# THE DATA start

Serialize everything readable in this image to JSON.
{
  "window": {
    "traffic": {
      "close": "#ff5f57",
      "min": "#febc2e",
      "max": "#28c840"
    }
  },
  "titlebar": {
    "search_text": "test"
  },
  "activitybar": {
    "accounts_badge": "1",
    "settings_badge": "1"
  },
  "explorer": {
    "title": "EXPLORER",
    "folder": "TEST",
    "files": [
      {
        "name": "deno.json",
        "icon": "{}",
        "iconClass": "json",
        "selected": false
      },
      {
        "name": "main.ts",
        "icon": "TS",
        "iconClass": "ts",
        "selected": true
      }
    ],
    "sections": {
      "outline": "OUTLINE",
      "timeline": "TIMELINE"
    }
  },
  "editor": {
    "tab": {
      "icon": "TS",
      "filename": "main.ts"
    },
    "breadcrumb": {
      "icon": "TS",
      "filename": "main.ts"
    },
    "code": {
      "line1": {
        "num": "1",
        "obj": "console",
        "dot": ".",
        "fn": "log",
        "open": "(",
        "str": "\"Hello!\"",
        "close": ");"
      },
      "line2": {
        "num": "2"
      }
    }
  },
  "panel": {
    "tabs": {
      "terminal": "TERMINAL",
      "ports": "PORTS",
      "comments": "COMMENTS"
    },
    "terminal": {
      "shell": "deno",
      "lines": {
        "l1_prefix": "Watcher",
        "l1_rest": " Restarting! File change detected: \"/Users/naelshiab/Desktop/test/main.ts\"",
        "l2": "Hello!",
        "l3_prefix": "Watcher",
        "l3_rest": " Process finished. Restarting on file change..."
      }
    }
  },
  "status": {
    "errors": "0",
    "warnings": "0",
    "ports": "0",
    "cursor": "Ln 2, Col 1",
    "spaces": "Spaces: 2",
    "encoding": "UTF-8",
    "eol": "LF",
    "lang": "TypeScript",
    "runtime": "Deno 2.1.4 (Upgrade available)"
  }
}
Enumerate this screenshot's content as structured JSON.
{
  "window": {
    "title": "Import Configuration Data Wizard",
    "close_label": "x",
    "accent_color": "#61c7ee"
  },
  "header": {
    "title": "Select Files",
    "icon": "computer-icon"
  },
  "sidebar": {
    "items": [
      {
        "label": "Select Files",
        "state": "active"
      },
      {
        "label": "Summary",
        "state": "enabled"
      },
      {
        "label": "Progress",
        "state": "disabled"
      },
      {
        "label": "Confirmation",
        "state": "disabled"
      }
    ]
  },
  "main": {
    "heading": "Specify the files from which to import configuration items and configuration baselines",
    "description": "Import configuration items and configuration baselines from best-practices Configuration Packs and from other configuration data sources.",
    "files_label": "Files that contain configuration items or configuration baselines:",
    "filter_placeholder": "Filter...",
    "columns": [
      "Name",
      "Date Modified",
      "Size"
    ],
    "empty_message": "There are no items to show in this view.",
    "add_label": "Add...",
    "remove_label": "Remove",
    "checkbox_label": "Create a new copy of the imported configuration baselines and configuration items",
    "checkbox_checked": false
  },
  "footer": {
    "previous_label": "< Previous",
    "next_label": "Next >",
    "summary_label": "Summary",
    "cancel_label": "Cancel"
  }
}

# THE DATA end

EXERCISE AIM: Give only the number of lines in the preceding material that contain the string "change".

RESPONSE: 2